* START Material shown *
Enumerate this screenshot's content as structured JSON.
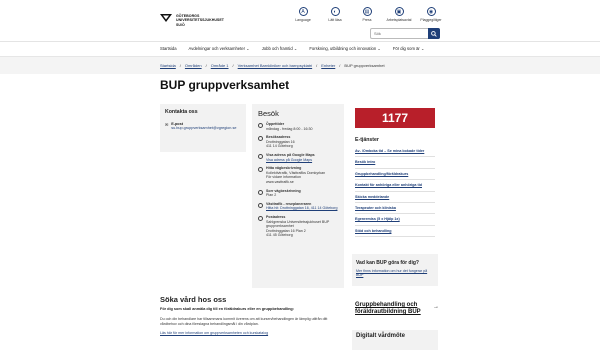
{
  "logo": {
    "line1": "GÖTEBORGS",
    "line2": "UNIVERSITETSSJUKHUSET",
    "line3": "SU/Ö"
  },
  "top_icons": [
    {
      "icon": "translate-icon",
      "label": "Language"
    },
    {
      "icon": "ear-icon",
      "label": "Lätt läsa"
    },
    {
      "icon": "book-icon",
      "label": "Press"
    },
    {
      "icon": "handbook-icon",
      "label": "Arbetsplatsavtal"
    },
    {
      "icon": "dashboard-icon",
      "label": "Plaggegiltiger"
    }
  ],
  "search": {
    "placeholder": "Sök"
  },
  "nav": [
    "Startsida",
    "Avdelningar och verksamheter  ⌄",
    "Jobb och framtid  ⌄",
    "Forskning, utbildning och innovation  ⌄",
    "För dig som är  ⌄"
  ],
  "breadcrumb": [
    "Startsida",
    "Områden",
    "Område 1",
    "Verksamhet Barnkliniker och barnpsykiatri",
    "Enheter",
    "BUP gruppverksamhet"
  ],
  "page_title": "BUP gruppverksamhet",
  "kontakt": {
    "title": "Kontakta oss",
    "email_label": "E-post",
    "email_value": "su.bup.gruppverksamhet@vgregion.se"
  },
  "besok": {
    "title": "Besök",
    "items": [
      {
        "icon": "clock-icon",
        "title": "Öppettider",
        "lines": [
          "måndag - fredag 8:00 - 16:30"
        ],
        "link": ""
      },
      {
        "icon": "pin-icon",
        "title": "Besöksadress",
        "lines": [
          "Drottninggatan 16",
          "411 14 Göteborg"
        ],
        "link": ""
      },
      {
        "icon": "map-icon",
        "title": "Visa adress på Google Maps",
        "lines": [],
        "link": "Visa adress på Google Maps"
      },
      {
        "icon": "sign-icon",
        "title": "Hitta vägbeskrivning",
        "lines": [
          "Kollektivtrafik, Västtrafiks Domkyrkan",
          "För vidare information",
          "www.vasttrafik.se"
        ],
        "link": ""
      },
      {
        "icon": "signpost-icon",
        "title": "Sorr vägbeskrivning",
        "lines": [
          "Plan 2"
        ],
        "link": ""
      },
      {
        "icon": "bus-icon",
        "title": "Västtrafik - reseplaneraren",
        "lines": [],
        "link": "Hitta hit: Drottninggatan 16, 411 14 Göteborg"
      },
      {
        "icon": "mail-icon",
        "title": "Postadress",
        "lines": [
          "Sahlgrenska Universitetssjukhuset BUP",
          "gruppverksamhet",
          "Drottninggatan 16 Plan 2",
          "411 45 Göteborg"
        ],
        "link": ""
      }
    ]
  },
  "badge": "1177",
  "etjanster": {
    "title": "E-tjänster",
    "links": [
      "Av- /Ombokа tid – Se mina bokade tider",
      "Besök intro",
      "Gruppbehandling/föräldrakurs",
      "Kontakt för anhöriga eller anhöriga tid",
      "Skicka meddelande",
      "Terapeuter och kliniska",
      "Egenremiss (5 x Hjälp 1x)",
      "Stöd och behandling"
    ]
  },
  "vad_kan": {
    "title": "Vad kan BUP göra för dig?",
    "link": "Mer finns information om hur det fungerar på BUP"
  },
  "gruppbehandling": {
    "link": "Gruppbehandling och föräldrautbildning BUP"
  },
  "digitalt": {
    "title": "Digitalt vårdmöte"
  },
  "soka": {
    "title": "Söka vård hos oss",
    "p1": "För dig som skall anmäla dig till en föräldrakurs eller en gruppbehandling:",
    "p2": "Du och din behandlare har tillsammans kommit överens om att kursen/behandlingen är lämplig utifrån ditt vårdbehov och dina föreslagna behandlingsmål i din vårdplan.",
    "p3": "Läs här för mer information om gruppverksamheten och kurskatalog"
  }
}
* END Material shown *
• Written request:
Print the entries above exactly, taking out only the pictures.

• Exercise result:
Enumerate this screenshot's content as structured JSON.
{
  "logo": {
    "line1": "GÖTEBORGS",
    "line2": "UNIVERSITETSSJUKHUSET",
    "line3": "SU/Ö"
  },
  "top_icons": [
    {
      "icon": "translate-icon",
      "label": "Language"
    },
    {
      "icon": "ear-icon",
      "label": "Lätt läsa"
    },
    {
      "icon": "book-icon",
      "label": "Press"
    },
    {
      "icon": "handbook-icon",
      "label": "Arbetsplatsavtal"
    },
    {
      "icon": "dashboard-icon",
      "label": "Plaggegiltiger"
    }
  ],
  "search": {
    "placeholder": "Sök"
  },
  "nav": [
    "Startsida",
    "Avdelningar och verksamheter  ⌄",
    "Jobb och framtid  ⌄",
    "Forskning, utbildning och innovation  ⌄",
    "För dig som är  ⌄"
  ],
  "breadcrumb": [
    "Startsida",
    "Områden",
    "Område 1",
    "Verksamhet Barnkliniker och barnpsykiatri",
    "Enheter",
    "BUP gruppverksamhet"
  ],
  "page_title": "BUP gruppverksamhet",
  "kontakt": {
    "title": "Kontakta oss",
    "email_label": "E-post",
    "email_value": "su.bup.gruppverksamhet@vgregion.se"
  },
  "besok": {
    "title": "Besök",
    "items": [
      {
        "icon": "clock-icon",
        "title": "Öppettider",
        "lines": [
          "måndag - fredag 8:00 - 16:30"
        ],
        "link": ""
      },
      {
        "icon": "pin-icon",
        "title": "Besöksadress",
        "lines": [
          "Drottninggatan 16",
          "411 14 Göteborg"
        ],
        "link": ""
      },
      {
        "icon": "map-icon",
        "title": "Visa adress på Google Maps",
        "lines": [],
        "link": "Visa adress på Google Maps"
      },
      {
        "icon": "sign-icon",
        "title": "Hitta vägbeskrivning",
        "lines": [
          "Kollektivtrafik, Västtrafiks Domkyrkan",
          "För vidare information",
          "www.vasttrafik.se"
        ],
        "link": ""
      },
      {
        "icon": "signpost-icon",
        "title": "Sorr vägbeskrivning",
        "lines": [
          "Plan 2"
        ],
        "link": ""
      },
      {
        "icon": "bus-icon",
        "title": "Västtrafik - reseplaneraren",
        "lines": [],
        "link": "Hitta hit: Drottninggatan 16, 411 14 Göteborg"
      },
      {
        "icon": "mail-icon",
        "title": "Postadress",
        "lines": [
          "Sahlgrenska Universitetssjukhuset BUP",
          "gruppverksamhet",
          "Drottninggatan 16 Plan 2",
          "411 45 Göteborg"
        ],
        "link": ""
      }
    ]
  },
  "badge": "1177",
  "etjanster": {
    "title": "E-tjänster",
    "links": [
      "Av- /Ombokа tid – Se mina bokade tider",
      "Besök intro",
      "Gruppbehandling/föräldrakurs",
      "Kontakt för anhöriga eller anhöriga tid",
      "Skicka meddelande",
      "Terapeuter och kliniska",
      "Egenremiss (5 x Hjälp 1x)",
      "Stöd och behandling"
    ]
  },
  "vad_kan": {
    "title": "Vad kan BUP göra för dig?",
    "link": "Mer finns information om hur det fungerar på BUP"
  },
  "gruppbehandling": {
    "link": "Gruppbehandling och föräldrautbildning BUP"
  },
  "digitalt": {
    "title": "Digitalt vårdmöte"
  },
  "soka": {
    "title": "Söka vård hos oss",
    "p1": "För dig som skall anmäla dig till en föräldrakurs eller en gruppbehandling:",
    "p2": "Du och din behandlare har tillsammans kommit överens om att kursen/behandlingen är lämplig utifrån ditt vårdbehov och dina föreslagna behandlingsmål i din vårdplan.",
    "p3": "Läs här för mer information om gruppverksamheten och kurskatalog"
  }
}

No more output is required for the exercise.